After Champollion died in 1832[33]—three years after Young’s death[34]—Champollion’s brother, Jacques-Joseph Champollion-Figeac, edited and published Champollion’s grammar and dictionary posthumously over the period of 1836 to 1844[35] and, by his bungled editing, prevented the decipherment from being acknowledged for years.[36] Richard Lepsius examined Champollion’s work thoroughly in 1837 and pronounced it sound[37]—doubtlessly because it was too early for the editorial gaffes of Champollion-Figeac to have tarnished the work unduly.

A hieroglyphic dictionary (into English), the work of Samuel Sharpe, appeared in 1837.[38] Sharpe reviewed the decipherment,[39] and based his vocabulary on the Rosetta Stone, and a few stele in the British Museum.[40] Sharpe’s work serves as an amazing illustration of how badly wrong someone can be in matching up a translation with the original text. Sharpe divides the words in the wrong places and associates the words of the translation with the wrong glyphs. Sharpe was not stupid, but he was often wrong. Sharpe also has lengthy explanatory notes about his translations in the dictionary yielding lengthy definitions that sometimes go on for pages.

→ **EXCERPTED RECORDS**
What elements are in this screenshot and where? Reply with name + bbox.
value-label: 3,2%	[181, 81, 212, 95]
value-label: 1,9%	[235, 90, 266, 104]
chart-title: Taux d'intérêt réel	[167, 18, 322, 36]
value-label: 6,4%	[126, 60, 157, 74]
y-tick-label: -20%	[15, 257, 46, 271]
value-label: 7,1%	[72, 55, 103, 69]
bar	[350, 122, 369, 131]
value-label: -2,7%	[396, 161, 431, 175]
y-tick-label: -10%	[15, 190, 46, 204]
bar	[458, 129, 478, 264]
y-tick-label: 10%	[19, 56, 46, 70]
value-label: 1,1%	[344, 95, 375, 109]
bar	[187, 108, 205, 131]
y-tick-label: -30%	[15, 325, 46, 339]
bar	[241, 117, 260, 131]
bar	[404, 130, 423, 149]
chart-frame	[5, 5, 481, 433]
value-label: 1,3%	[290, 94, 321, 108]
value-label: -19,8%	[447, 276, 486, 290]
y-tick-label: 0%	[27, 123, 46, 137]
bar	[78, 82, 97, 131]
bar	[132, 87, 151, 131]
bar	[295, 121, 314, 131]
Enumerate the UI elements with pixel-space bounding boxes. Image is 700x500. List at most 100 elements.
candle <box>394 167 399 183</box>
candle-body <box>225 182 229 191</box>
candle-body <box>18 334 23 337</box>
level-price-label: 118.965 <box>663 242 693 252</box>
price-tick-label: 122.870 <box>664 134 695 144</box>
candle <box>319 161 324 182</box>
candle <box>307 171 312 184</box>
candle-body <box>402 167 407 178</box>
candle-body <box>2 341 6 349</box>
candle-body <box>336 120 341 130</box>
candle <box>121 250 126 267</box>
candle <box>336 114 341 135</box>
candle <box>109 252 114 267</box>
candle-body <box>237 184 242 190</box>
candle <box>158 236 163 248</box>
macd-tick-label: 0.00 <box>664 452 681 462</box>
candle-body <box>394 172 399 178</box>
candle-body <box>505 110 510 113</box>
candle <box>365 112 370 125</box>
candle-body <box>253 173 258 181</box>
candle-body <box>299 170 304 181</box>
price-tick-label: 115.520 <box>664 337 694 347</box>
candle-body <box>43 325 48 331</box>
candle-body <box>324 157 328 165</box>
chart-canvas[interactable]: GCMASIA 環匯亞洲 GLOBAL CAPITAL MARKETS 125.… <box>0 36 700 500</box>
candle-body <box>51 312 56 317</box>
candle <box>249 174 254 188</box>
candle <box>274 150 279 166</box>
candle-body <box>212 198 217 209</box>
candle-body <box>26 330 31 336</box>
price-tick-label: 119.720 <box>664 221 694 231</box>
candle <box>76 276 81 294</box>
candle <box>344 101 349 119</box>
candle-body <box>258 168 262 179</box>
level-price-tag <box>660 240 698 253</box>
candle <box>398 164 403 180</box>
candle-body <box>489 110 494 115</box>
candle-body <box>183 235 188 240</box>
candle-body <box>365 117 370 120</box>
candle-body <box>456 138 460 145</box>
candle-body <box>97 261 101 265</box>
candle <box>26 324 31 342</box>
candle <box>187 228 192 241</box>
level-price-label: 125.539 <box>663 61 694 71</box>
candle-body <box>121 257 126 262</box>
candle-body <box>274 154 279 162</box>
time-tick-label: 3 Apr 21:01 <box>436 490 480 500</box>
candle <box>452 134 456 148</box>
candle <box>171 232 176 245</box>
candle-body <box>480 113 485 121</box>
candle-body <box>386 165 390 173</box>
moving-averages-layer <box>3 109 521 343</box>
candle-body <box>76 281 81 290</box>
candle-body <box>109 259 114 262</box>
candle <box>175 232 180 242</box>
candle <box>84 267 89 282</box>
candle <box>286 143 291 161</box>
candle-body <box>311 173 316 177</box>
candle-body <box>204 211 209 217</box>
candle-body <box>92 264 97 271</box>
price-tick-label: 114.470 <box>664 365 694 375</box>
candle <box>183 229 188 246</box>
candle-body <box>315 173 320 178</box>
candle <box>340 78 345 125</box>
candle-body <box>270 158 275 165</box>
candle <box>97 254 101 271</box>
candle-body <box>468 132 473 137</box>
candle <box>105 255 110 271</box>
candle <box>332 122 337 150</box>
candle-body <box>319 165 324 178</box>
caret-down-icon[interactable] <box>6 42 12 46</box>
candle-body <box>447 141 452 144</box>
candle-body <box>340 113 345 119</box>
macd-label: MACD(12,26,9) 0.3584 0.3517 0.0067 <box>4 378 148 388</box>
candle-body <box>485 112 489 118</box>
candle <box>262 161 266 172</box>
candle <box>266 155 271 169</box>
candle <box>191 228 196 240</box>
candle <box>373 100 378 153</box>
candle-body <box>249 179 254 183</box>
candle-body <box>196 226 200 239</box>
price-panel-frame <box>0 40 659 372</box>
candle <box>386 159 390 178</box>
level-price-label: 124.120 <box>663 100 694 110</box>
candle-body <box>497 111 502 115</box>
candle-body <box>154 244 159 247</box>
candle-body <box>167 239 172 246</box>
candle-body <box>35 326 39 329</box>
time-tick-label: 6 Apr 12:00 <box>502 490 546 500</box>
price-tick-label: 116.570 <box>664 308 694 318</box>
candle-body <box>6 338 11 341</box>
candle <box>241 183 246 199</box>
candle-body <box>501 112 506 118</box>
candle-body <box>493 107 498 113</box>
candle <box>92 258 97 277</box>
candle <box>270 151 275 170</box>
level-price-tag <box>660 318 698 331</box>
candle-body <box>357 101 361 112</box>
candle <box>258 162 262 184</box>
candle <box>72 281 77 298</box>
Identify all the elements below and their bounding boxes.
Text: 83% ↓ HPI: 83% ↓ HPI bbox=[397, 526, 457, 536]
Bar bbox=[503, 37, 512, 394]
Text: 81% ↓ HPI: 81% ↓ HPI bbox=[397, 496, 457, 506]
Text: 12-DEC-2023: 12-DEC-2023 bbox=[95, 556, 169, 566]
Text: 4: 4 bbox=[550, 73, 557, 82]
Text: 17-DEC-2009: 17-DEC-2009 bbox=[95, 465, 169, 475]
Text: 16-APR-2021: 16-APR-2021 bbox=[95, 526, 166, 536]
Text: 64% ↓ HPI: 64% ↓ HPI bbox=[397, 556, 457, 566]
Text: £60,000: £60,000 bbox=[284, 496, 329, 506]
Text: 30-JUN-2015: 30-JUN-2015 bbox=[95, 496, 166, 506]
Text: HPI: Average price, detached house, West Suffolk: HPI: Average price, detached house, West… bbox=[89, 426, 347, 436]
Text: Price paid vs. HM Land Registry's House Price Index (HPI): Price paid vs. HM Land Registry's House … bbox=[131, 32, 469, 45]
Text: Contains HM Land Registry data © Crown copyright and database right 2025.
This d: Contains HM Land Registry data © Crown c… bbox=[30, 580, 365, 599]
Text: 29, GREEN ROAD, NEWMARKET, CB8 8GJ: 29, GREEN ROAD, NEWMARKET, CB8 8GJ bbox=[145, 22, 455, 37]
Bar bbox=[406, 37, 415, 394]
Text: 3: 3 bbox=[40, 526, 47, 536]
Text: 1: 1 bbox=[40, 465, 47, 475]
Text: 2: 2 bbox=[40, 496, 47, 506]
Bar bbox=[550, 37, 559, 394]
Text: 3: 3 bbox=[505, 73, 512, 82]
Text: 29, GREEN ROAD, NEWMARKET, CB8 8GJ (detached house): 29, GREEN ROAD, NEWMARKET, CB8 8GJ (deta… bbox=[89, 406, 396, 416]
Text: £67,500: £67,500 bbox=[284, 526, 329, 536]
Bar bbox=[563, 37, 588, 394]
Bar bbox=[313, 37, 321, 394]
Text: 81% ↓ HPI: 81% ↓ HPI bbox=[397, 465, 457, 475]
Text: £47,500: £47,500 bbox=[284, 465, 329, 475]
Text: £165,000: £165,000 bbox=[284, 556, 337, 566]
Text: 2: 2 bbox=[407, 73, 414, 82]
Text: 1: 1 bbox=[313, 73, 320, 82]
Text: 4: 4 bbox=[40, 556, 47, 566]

→ **REQUIREMENTS**
Continue the passage on hieroglyphic decipherment after Champollion from the point where it stops. The material has no connection to the passage on Egyptian hieroglyphs.

→ **EXERCISE ANSWER**
Gustav Seyffarth, a superb copyist of Egyptian documents, studied Semitic languages under F. A. W. Spohn. “Seyffarth’s life is perhaps the most tragic example in all Egyptology of a brilliant mind, perhaps genius, led astray by fantastic notions; . . . had he used his very great intellectual powers alongside Champollion, Lepsius, Brugsch, and Ebers whom he fought for sixty years, his contributions to Egyptology might have been immense.”[41] He had a keen eye for detail, and could reproduce a hieratic text as well as any ancient Egyptian scribe. Furthermore, he was skilled in transcribing hieratic into hieroglyphs. These skills served him well. From 1826 to 1828, he wandered through Europe collecting inscriptions,[42] the fourteen volumes of which serve as the basis for his understanding of Egyptian.[43] In 1855, he published another grammar of Egyptian, arranging the signs by object represented.[44] Seyffarth’s grammar, which was based on Coptic, is not bad,[45] but his interpretation of signs is atrocious. Seyffarth respected Young’s work but denied Champollion’s any validity,[46] perhaps because he misunderstood Champollion’s argument.[47] In 1860 Seyffarth could pronounce that those who failed at translation did so “probably because they were acquainted only with the system of Champollion, according to which nobody, as yet, has succeeded in translating one line of hieroglyphic, or Hieratic text, down to this day, as is known.”[48] Although much of Seyffarth’s work is simply wrong, in Seyffarth’s defense, it must be said that he interpreted many things correctly; the problem is discerning which is which, a task that is far easier with 150 years of hindsight.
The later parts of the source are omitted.